▶ **ZU LÖSENDE AUFGABEN**
[a] Gib den Textausschnitt von „Wegen den Kapilarüberlauf, da“ bis „Gartenteichumbauer (19. Sep. 2011)“ wortgetreu wieder.
[b] Nenne alle Benutzernamen, die im Textausschnitt als Überschrift eines Beitrags stehen.

PS: Mach doch nen eigenen Tread auf, ist doch total spannend die Geschichte..


----------



## Zander35 (17. Sep. 2011)

*AW: 0 Watt Teich mit Fischbesatz*

Hallo Thomas,
also bei mir hat der Weidezaun sofort geholfen...ich weiß ganz bestimmt das es ein Fischotter war,da wir eine Bewegungskamera(wie sie auch zum Hirschfotografieren verwendt werden) installiert haben.
Da ich ab heute dann kein Internet mehr habe,muss der Thread wahrscheinlich ein paar Tage warten(Ich stell in diesen Thread dann vielleicht auch andere Bilder).
LG,
Martin


----------



## sternchen30 (19. Sep. 2011)

*AW: 0 Watt Teich mit Fischbesatz*

Hallo Thomas,
leider hatte ich die letzten Tage keine Zeit um Bilder zu machen und zu schreiben, werde heute welche machen.
Wegen den Kapilarüberlauf, da muss ich nächstes Jahr im Frühjahr mal schauen ob das machbar ist, mir gefallen eigentlich die Ufermatten nicht so gut.
Grüße Ingrid


----------



## Gartenteichumbauer (19. Sep. 2011)

▶ **GESPEICHERTE DATEN**
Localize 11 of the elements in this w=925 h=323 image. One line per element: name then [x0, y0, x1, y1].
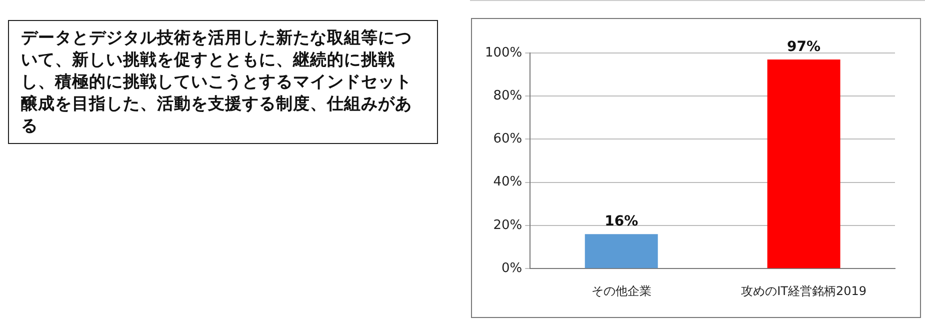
y-tick-label: 40% [493, 174, 522, 190]
x-tick-label: 攻めのIT経営銘柄2019 [741, 284, 866, 298]
data-label: 16% [604, 214, 638, 230]
y-tick-label: 100% [484, 45, 522, 60]
text: データとデジタル技術を活用した新たな取組等について、新しい挑戦を促すとともに、継続的に挑戦し、積極的に挑戦していこうとするマインドセット醸成を目指した、活動を支援する制度、仕組みがある [8, 20, 438, 144]
x-tick-label: その他企業 [591, 284, 652, 298]
y-tick-label: 80% [493, 88, 522, 104]
y-tick-label: 0% [502, 260, 522, 276]
data-label: 97% [787, 39, 821, 56]
y-tick-label: 60% [493, 132, 522, 147]
y-tick-label: 20% [493, 218, 522, 233]
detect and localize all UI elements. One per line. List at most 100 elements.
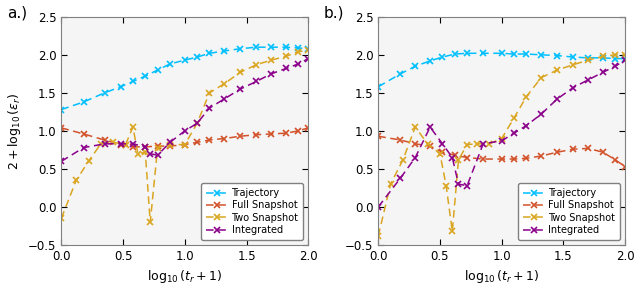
Trajectory bbox=[268, 45, 275, 49]
Two Snapshot bbox=[220, 82, 228, 86]
Text: b.): b.) bbox=[324, 5, 344, 20]
Legend: Trajectory, Full Snapshot, Two Snapshot, Integrated: Trajectory, Full Snapshot, Two Snapshot,… bbox=[518, 183, 620, 240]
Two Snapshot bbox=[305, 49, 312, 52]
Integrated bbox=[141, 145, 149, 149]
Trajectory bbox=[305, 47, 312, 50]
Two Snapshot bbox=[374, 234, 382, 238]
Integrated bbox=[253, 80, 260, 83]
Integrated bbox=[479, 142, 487, 146]
Full Snapshot bbox=[412, 142, 419, 146]
Full Snapshot bbox=[554, 150, 561, 154]
Full Snapshot bbox=[116, 143, 124, 146]
Integrated bbox=[412, 156, 419, 159]
Full Snapshot bbox=[220, 137, 228, 140]
Trajectory bbox=[141, 74, 149, 78]
Two Snapshot bbox=[486, 142, 493, 146]
Two Snapshot bbox=[129, 125, 137, 129]
Full Snapshot bbox=[305, 126, 312, 129]
Line: Integrated: Integrated bbox=[58, 56, 311, 164]
Integrated bbox=[80, 146, 88, 149]
Full Snapshot bbox=[141, 145, 149, 149]
Text: a.): a.) bbox=[7, 5, 27, 20]
Line: Trajectory: Trajectory bbox=[375, 50, 628, 90]
Full Snapshot bbox=[621, 165, 629, 168]
Full Snapshot bbox=[463, 156, 471, 159]
Two Snapshot bbox=[237, 70, 244, 74]
Trajectory bbox=[129, 80, 137, 83]
Full Snapshot bbox=[510, 157, 518, 161]
Line: Trajectory: Trajectory bbox=[58, 44, 311, 113]
Two Snapshot bbox=[599, 55, 607, 58]
Integrated bbox=[374, 205, 382, 209]
Integrated bbox=[58, 159, 65, 163]
Full Snapshot bbox=[611, 158, 619, 162]
Trajectory bbox=[412, 65, 419, 68]
Full Snapshot bbox=[522, 157, 530, 160]
Trajectory bbox=[621, 57, 629, 60]
Full Snapshot bbox=[282, 132, 290, 135]
Full Snapshot bbox=[584, 147, 592, 150]
Two Snapshot bbox=[58, 217, 65, 220]
Two Snapshot bbox=[412, 125, 419, 129]
Trajectory bbox=[181, 58, 189, 62]
Two Snapshot bbox=[570, 63, 577, 66]
Integrated bbox=[100, 142, 108, 146]
Trajectory bbox=[294, 46, 302, 50]
Full Snapshot bbox=[268, 132, 275, 136]
Legend: Trajectory, Full Snapshot, Two Snapshot, Integrated: Trajectory, Full Snapshot, Two Snapshot,… bbox=[202, 183, 303, 240]
Trajectory bbox=[538, 53, 545, 56]
Integrated bbox=[510, 132, 518, 135]
Full Snapshot bbox=[154, 144, 161, 148]
Integrated bbox=[554, 97, 561, 101]
Trajectory bbox=[166, 62, 174, 66]
Trajectory bbox=[463, 52, 471, 55]
Integrated bbox=[237, 87, 244, 91]
Integrated bbox=[449, 156, 456, 159]
Two Snapshot bbox=[522, 95, 530, 98]
Two Snapshot bbox=[268, 58, 275, 62]
Trajectory bbox=[154, 68, 161, 72]
Integrated bbox=[463, 184, 471, 187]
Two Snapshot bbox=[463, 143, 471, 146]
Line: Full Snapshot: Full Snapshot bbox=[58, 125, 311, 150]
Two Snapshot bbox=[621, 53, 629, 56]
Integrated bbox=[397, 176, 404, 180]
Two Snapshot bbox=[294, 50, 302, 54]
Full Snapshot bbox=[237, 134, 244, 138]
Trajectory bbox=[58, 108, 65, 111]
Trajectory bbox=[205, 52, 213, 55]
Line: Two Snapshot: Two Snapshot bbox=[58, 47, 311, 225]
Full Snapshot bbox=[58, 126, 65, 129]
Two Snapshot bbox=[424, 142, 431, 146]
Full Snapshot bbox=[570, 148, 577, 151]
Trajectory bbox=[522, 52, 530, 56]
Trajectory bbox=[599, 56, 607, 60]
X-axis label: $\log_{10}(t_r + 1)$: $\log_{10}(t_r + 1)$ bbox=[464, 268, 540, 285]
Integrated bbox=[438, 142, 446, 146]
Full Snapshot bbox=[451, 153, 459, 157]
Integrated bbox=[454, 182, 462, 186]
Two Snapshot bbox=[134, 152, 141, 155]
Full Snapshot bbox=[538, 154, 545, 158]
Two Snapshot bbox=[193, 122, 201, 125]
Trajectory bbox=[426, 59, 434, 63]
Two Snapshot bbox=[454, 158, 462, 162]
Integrated bbox=[599, 70, 607, 74]
Trajectory bbox=[193, 55, 201, 59]
Trajectory bbox=[451, 52, 459, 56]
Y-axis label: $2 + \log_{10}(\varepsilon_r)$: $2 + \log_{10}(\varepsilon_r)$ bbox=[6, 92, 22, 170]
Trajectory bbox=[554, 54, 561, 57]
Integrated bbox=[426, 125, 434, 129]
Two Snapshot bbox=[554, 68, 561, 72]
Trajectory bbox=[397, 72, 404, 76]
Integrated bbox=[147, 152, 154, 155]
Full Snapshot bbox=[129, 145, 137, 149]
Two Snapshot bbox=[147, 221, 154, 224]
Two Snapshot bbox=[442, 184, 450, 187]
X-axis label: $\log_{10}(t_r + 1)$: $\log_{10}(t_r + 1)$ bbox=[147, 268, 223, 285]
Integrated bbox=[193, 122, 201, 125]
Trajectory bbox=[253, 45, 260, 49]
Integrated bbox=[498, 139, 506, 143]
Full Snapshot bbox=[193, 141, 201, 144]
Trajectory bbox=[282, 45, 290, 49]
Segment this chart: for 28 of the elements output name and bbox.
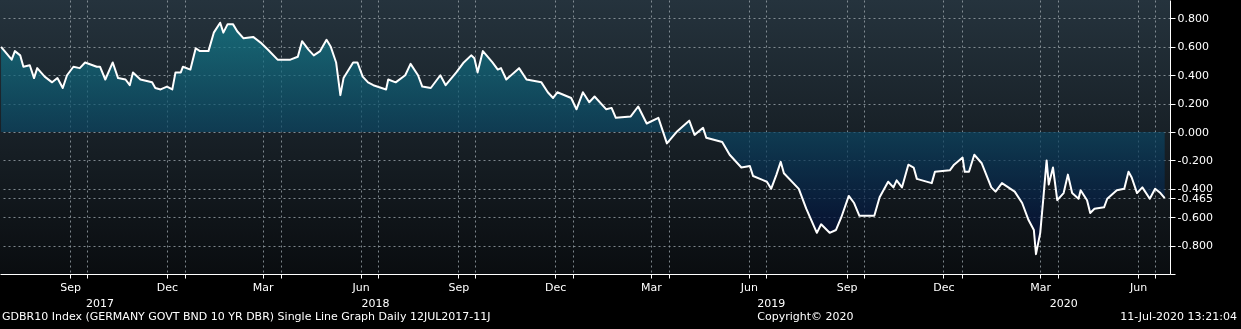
text: GDBR10 Index (GERMANY GOVT BND 10 YR DBR) Single Line Graph Daily 12JUL2017-11J	[2, 310, 491, 323]
y-tick-label: 0.600	[1177, 40, 1209, 54]
x-tick-label: Mar	[1030, 280, 1052, 294]
y-tick-label: -0.600	[1177, 210, 1213, 224]
x-tick-label: Sep	[836, 280, 858, 294]
y-tick-label: 0.800	[1177, 11, 1209, 25]
y-tick-label: -0.200	[1177, 153, 1213, 167]
y-tick-label: 0.400	[1177, 68, 1209, 82]
x-tick-label: Dec	[156, 280, 179, 294]
x-tick-label: Sep	[60, 280, 82, 294]
x-tick-label: Dec	[933, 280, 955, 294]
x2-tick-label: 2020	[1049, 297, 1078, 310]
x-tick-label: Jun	[351, 280, 370, 294]
x-tick-label: Jun	[739, 280, 758, 294]
y-tick-label: 0.000	[1177, 125, 1209, 139]
y-tick-label: -0.800	[1177, 239, 1213, 253]
x2-tick-label: 2019	[757, 297, 786, 310]
x2-tick-label: 2017	[85, 297, 114, 310]
text: Copyright© 2020	[757, 310, 854, 323]
x-tick-label: Mar	[252, 280, 275, 294]
x2-tick-label: 2018	[361, 297, 390, 310]
text: 11-Jul-2020 13:21:04	[1120, 310, 1237, 323]
x-tick-label: Jun	[1129, 280, 1148, 294]
x-tick-label: Sep	[448, 280, 470, 294]
x-tick-label: Mar	[641, 280, 663, 294]
y-tick-label: 0.200	[1177, 97, 1209, 111]
y-tick-label: -0.465	[1177, 191, 1213, 205]
x-tick-label: Dec	[545, 280, 567, 294]
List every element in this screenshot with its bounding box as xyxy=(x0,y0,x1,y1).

▶ **LISTE DER LÖSUNGEN**
[a]
Wegen den Kapilarüberlauf, da muss ich nächstes Jahr im Frühjahr mal schauen ob das machbar ist, mir gefallen eigentlich die Ufermatten nicht so gut.
Grüße Ingrid


----------



## Gartenteichumbauer (19. Sep. 2011)

[b] Zander35, sternchen30, Gartenteichumbauer